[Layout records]
□ □ □ □

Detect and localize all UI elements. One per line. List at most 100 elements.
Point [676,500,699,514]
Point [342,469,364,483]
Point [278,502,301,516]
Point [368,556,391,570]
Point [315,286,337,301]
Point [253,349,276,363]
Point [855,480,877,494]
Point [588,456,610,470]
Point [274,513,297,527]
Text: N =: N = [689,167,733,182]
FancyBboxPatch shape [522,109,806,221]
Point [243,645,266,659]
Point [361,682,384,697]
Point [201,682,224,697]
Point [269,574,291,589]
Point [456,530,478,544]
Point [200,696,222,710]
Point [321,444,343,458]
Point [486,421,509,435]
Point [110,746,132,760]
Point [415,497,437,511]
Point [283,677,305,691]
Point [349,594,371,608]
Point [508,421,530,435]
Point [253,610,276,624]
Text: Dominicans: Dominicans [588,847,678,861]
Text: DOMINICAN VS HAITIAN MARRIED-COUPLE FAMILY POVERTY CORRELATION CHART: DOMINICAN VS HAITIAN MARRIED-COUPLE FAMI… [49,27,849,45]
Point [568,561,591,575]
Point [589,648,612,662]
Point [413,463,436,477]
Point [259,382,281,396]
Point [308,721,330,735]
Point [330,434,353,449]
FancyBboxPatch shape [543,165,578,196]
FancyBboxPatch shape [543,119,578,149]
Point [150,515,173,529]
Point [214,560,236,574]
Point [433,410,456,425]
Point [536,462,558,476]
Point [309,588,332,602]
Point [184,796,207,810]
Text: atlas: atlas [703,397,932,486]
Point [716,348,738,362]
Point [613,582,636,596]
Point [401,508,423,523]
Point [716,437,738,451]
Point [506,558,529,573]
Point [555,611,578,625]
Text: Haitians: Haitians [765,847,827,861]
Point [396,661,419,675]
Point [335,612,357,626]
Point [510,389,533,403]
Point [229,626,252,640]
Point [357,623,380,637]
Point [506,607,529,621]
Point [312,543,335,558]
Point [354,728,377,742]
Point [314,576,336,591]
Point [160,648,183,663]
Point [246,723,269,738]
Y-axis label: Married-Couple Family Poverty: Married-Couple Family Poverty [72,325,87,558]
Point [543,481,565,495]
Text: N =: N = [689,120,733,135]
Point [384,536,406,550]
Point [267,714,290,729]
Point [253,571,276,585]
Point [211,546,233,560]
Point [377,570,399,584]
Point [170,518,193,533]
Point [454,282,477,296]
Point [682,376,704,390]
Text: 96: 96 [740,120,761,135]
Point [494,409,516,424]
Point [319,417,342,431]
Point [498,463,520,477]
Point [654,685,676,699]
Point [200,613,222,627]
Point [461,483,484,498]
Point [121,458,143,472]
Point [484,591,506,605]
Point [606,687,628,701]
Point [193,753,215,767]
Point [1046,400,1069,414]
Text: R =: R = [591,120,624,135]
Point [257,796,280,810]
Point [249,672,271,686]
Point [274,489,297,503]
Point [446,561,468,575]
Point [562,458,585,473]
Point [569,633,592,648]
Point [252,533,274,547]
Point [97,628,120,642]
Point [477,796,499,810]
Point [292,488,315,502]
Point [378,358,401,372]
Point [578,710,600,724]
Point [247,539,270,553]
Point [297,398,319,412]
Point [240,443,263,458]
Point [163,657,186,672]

□ □ □ □

• REQUIRED TASK:
Can you turn the data, from its start through the line containing "Point [274,513,297,527]", into a numbered list with any blank lines dropped?

• TASK OUTPUT:
1. Detect and localize all UI elements. One per line. List at most 100 elements.
2. Point [676,500,699,514]
3. Point [342,469,364,483]
4. Point [278,502,301,516]
5. Point [368,556,391,570]
6. Point [315,286,337,301]
7. Point [253,349,276,363]
8. Point [855,480,877,494]
9. Point [588,456,610,470]
10. Point [274,513,297,527]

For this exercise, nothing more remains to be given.